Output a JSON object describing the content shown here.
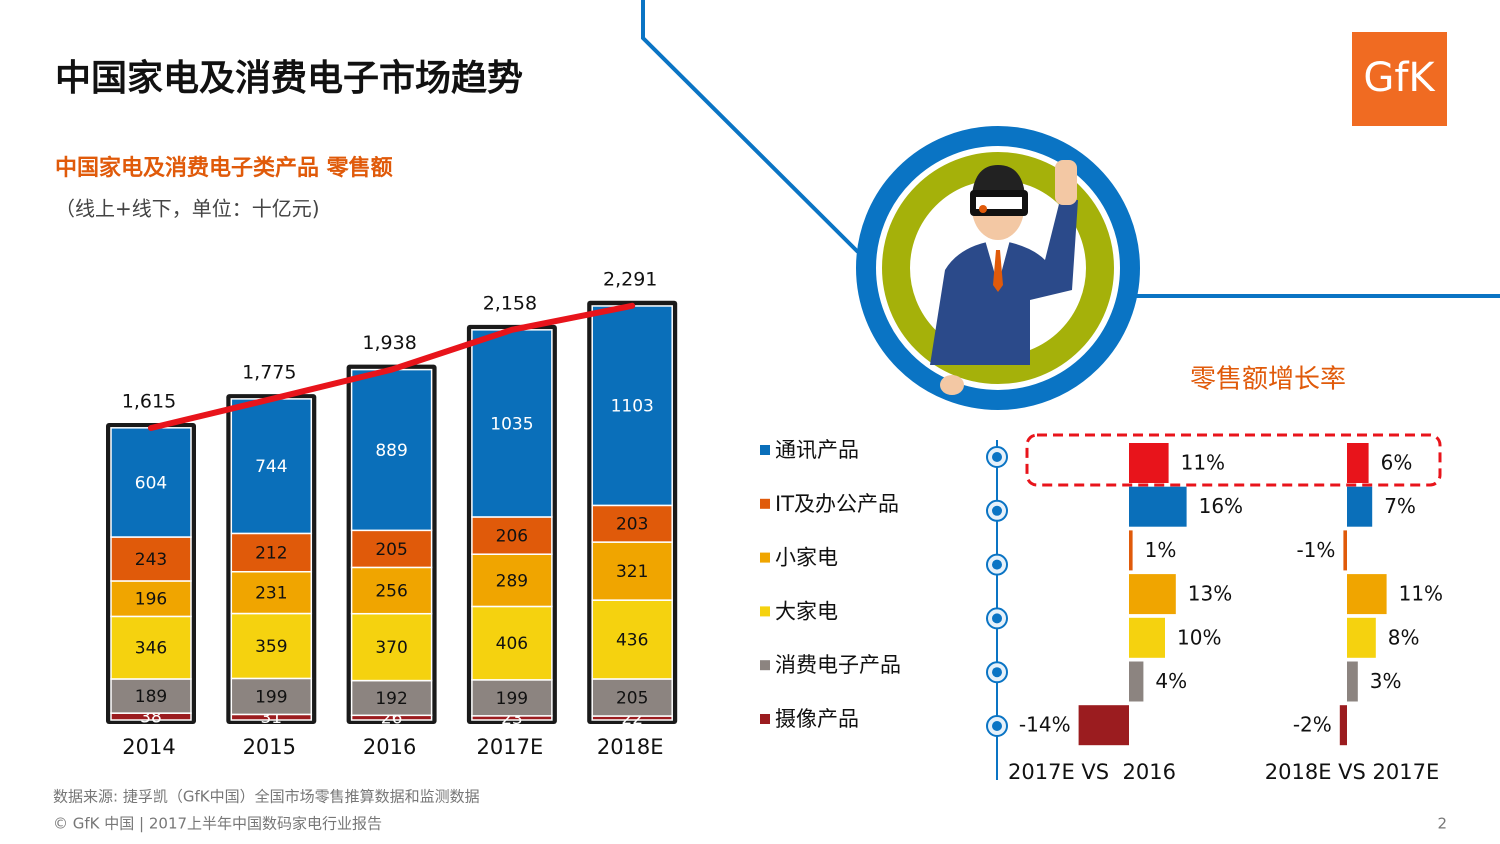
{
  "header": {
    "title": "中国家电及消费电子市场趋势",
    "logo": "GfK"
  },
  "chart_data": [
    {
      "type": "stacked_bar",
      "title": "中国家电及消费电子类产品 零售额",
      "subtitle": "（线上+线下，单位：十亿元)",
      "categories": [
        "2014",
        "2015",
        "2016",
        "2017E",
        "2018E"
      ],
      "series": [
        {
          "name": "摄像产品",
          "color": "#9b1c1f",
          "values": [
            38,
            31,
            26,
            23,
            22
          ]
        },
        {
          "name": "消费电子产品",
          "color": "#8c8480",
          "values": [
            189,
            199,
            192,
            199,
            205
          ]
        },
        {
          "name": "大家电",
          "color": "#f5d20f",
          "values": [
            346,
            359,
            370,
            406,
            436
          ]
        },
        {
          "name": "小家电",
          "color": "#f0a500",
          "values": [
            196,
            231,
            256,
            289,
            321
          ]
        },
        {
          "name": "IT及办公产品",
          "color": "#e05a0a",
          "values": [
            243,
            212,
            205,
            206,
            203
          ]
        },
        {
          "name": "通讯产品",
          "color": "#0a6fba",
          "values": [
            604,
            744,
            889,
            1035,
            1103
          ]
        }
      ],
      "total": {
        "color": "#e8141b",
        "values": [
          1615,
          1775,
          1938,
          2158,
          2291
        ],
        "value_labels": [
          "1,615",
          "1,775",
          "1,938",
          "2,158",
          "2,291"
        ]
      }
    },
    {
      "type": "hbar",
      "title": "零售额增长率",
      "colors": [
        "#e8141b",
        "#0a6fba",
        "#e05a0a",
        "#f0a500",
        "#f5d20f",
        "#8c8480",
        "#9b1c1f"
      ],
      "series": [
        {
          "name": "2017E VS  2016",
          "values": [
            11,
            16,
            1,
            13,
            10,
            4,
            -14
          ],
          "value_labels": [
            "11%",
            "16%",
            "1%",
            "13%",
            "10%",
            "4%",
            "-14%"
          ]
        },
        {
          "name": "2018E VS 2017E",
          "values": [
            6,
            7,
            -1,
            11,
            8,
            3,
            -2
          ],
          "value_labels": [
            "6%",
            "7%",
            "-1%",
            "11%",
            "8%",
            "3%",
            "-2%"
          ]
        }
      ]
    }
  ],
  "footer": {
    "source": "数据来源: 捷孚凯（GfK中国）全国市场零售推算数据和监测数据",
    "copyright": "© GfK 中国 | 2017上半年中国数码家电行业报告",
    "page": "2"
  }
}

--

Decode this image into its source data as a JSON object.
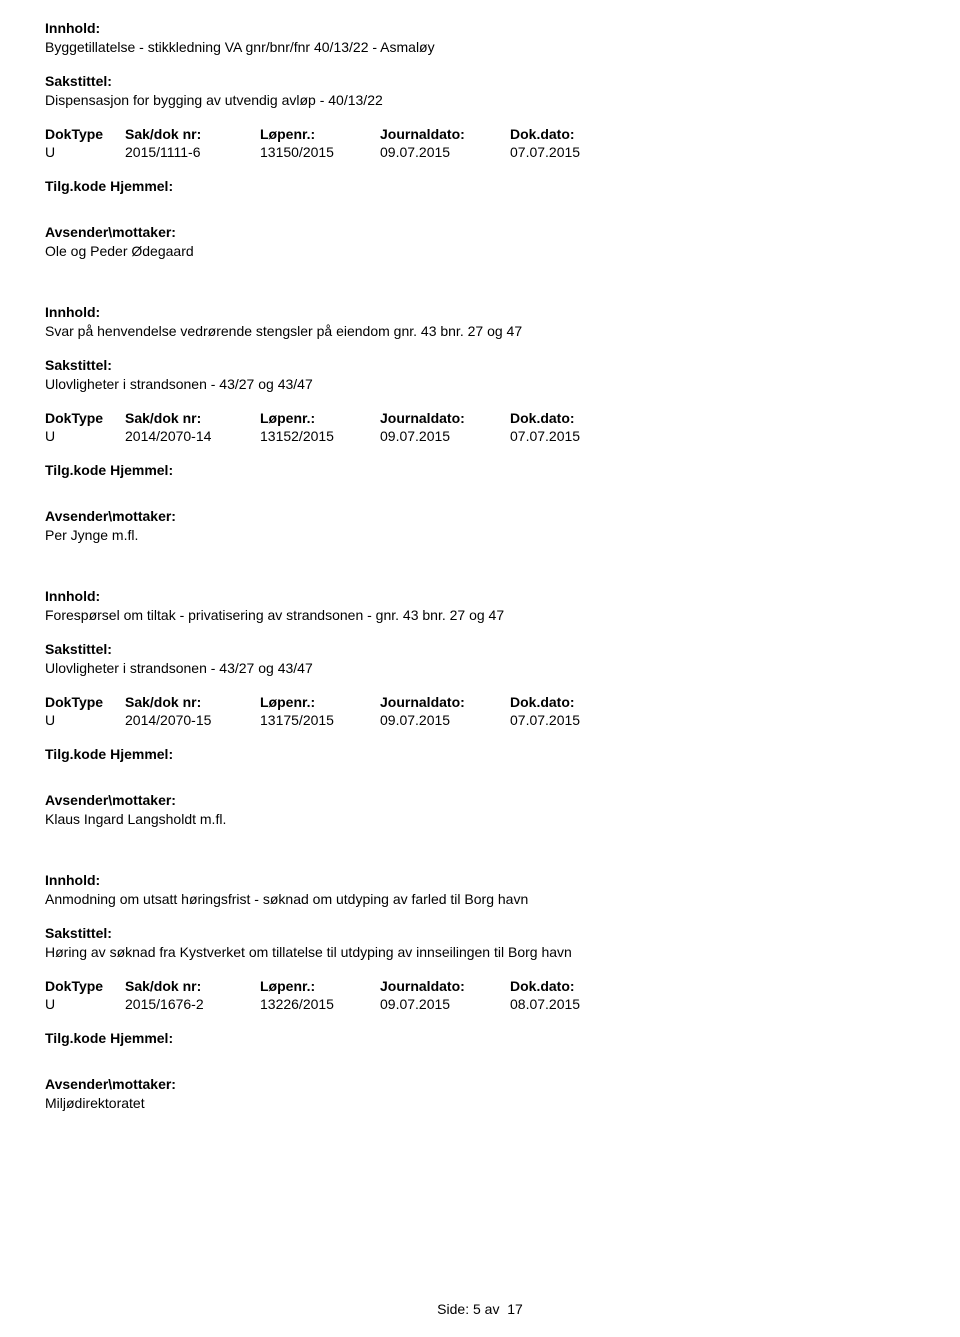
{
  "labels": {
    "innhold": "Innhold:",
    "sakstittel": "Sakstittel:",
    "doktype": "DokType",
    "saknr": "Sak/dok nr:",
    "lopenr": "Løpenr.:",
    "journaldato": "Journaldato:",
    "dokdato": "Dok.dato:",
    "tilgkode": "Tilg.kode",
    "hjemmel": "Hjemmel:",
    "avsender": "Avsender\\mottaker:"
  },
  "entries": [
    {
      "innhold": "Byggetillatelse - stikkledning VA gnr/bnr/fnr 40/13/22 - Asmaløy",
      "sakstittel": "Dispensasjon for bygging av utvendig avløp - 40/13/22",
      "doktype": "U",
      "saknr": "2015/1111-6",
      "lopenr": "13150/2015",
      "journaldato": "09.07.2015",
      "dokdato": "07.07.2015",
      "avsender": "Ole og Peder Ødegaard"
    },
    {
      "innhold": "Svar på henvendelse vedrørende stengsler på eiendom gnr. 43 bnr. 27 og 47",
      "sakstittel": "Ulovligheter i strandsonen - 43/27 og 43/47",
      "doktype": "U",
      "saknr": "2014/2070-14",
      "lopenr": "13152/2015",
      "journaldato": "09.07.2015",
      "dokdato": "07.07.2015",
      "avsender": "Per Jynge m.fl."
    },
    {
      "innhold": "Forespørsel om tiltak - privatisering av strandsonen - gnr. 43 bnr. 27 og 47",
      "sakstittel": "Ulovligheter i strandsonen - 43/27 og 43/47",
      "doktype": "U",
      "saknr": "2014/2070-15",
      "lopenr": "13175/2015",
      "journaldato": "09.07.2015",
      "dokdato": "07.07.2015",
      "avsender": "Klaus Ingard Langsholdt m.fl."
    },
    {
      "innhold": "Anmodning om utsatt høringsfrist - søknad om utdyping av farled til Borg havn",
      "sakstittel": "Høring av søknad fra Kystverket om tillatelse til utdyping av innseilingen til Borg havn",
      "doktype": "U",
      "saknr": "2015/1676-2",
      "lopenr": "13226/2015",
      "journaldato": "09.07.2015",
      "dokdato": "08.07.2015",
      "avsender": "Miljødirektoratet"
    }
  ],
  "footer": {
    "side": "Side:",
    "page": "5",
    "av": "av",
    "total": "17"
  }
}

* * *

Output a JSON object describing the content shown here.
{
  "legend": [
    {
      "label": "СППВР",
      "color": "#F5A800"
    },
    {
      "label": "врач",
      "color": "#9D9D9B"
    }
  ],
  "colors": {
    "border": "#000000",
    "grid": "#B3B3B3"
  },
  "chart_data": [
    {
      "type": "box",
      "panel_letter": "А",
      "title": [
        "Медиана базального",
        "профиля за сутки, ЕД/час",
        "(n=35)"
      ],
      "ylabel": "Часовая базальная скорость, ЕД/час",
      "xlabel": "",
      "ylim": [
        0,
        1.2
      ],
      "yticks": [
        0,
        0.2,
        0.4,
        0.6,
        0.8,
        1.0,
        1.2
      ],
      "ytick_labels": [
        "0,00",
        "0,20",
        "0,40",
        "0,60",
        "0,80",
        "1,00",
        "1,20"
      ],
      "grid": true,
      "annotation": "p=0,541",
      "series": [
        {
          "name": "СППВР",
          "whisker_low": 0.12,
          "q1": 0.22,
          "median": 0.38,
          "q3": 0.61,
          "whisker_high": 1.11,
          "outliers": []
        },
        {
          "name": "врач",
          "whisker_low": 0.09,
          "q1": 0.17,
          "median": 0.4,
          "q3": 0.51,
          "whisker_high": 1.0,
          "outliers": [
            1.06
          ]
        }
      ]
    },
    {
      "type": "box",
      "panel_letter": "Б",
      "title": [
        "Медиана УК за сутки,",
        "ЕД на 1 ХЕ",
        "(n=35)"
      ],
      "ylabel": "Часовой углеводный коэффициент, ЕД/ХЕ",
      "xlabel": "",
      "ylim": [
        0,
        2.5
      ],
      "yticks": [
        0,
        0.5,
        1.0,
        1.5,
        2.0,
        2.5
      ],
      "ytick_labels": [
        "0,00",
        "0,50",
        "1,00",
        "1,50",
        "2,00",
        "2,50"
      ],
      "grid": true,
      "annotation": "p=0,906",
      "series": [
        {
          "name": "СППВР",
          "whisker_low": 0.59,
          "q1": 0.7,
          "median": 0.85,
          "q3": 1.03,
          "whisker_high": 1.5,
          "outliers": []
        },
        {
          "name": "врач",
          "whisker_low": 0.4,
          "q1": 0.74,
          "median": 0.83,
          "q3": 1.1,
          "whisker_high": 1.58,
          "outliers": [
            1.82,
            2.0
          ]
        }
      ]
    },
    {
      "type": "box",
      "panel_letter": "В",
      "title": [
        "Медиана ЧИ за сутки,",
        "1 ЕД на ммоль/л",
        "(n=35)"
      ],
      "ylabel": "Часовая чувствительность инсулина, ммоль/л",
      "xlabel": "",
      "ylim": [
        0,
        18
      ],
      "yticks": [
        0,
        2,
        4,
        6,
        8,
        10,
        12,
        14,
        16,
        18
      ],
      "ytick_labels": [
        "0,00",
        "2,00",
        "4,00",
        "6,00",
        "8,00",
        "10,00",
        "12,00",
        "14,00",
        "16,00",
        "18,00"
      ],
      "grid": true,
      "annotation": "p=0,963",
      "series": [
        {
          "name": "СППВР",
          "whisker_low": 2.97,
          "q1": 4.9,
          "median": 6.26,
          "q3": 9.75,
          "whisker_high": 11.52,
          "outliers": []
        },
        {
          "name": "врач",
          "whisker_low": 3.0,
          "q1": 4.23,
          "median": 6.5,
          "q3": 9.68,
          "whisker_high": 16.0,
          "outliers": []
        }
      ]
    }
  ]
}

▶ _PROBLEM TO SOLVE_: Only lines holding the string "annotation" are wanted; gather each one from the entries above.

▶ _COMPLETED EXERCISE_:
      "annotation": "p=0,541",
      "annotation": "p=0,906",
      "annotation": "p=0,963",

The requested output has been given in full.